- _Problem_: Report the count of lines holding "nisi" in the records, with no other words.

── Data rows ──

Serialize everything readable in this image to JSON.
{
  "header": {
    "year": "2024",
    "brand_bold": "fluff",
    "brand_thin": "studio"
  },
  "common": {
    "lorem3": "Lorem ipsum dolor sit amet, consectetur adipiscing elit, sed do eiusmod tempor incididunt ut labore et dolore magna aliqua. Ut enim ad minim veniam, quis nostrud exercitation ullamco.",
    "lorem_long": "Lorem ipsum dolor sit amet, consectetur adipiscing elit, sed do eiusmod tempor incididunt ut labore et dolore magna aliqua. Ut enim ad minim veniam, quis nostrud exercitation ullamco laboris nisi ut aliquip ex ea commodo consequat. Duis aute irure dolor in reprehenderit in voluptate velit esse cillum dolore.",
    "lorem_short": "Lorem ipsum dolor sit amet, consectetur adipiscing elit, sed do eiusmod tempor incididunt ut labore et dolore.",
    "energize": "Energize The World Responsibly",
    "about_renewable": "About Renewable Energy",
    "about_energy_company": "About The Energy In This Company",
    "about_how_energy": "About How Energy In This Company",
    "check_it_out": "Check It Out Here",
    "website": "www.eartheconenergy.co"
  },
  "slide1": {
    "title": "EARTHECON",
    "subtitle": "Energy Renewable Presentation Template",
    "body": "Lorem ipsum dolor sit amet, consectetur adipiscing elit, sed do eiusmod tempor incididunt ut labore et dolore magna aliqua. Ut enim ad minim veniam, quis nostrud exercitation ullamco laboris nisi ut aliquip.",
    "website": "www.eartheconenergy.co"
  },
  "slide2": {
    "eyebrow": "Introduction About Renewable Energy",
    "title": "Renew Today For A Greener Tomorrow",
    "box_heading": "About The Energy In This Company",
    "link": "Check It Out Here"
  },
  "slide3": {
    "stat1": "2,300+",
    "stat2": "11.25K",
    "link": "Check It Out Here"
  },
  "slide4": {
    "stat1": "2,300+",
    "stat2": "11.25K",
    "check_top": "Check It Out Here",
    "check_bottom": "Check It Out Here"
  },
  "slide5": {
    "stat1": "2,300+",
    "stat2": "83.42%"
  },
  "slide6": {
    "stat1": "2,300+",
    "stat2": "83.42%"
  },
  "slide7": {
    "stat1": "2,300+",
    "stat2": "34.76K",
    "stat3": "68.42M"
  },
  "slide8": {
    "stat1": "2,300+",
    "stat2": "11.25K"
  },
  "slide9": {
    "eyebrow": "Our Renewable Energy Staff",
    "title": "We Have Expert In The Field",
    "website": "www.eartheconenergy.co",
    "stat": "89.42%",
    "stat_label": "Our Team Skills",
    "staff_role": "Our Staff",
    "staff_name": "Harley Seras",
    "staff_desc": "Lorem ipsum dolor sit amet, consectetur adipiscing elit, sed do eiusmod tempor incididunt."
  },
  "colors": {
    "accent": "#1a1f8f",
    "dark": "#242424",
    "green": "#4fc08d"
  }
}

───

- _Response_: 2